**Exercise prompt:** Reproduce the complete listing without any deviation.

**Supplied entries:**
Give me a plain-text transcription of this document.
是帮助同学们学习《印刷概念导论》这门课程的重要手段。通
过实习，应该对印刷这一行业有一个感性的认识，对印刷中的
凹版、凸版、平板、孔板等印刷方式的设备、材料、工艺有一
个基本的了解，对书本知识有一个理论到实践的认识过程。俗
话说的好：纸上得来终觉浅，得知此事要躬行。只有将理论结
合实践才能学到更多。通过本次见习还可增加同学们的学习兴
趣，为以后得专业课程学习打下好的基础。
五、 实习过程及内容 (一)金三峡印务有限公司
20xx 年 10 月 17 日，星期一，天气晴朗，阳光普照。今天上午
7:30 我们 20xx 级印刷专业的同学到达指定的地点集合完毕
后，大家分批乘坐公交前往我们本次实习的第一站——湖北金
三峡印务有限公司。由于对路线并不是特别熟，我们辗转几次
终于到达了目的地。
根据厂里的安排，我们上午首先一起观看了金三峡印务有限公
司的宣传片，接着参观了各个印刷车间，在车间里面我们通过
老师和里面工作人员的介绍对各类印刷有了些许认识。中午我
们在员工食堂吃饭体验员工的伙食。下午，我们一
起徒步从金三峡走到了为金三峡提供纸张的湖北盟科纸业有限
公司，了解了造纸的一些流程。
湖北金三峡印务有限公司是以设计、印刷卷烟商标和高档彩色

**Solution to this task:**
Give me a plain-text transcription of this document.
是帮助同学们学习《印刷概念导论》这门课程的重要手段。通
过实习，应该对印刷这一行业有一个感性的认识，对印刷中的
凹版、凸版、平板、孔板等印刷方式的设备、材料、工艺有一
个基本的了解，对书本知识有一个理论到实践的认识过程。俗
话说的好：纸上得来终觉浅，得知此事要躬行。只有将理论结
合实践才能学到更多。通过本次见习还可增加同学们的学习兴
趣，为以后得专业课程学习打下好的基础。
五、 实习过程及内容 (一)金三峡印务有限公司
20xx 年 10 月 17 日，星期一，天气晴朗，阳光普照。今天上午
7:30 我们 20xx 级印刷专业的同学到达指定的地点集合完毕
后，大家分批乘坐公交前往我们本次实习的第一站——湖北金
三峡印务有限公司。由于对路线并不是特别熟，我们辗转几次
终于到达了目的地。
根据厂里的安排，我们上午首先一起观看了金三峡印务有限公
司的宣传片，接着参观了各个印刷车间，在车间里面我们通过
老师和里面工作人员的介绍对各类印刷有了些许认识。中午我
们在员工食堂吃饭体验员工的伙食。下午，我们一
起徒步从金三峡走到了为金三峡提供纸张的湖北盟科纸业有限
公司，了解了造纸的一些流程。
湖北金三峡印务有限公司是以设计、印刷卷烟商标和高档彩色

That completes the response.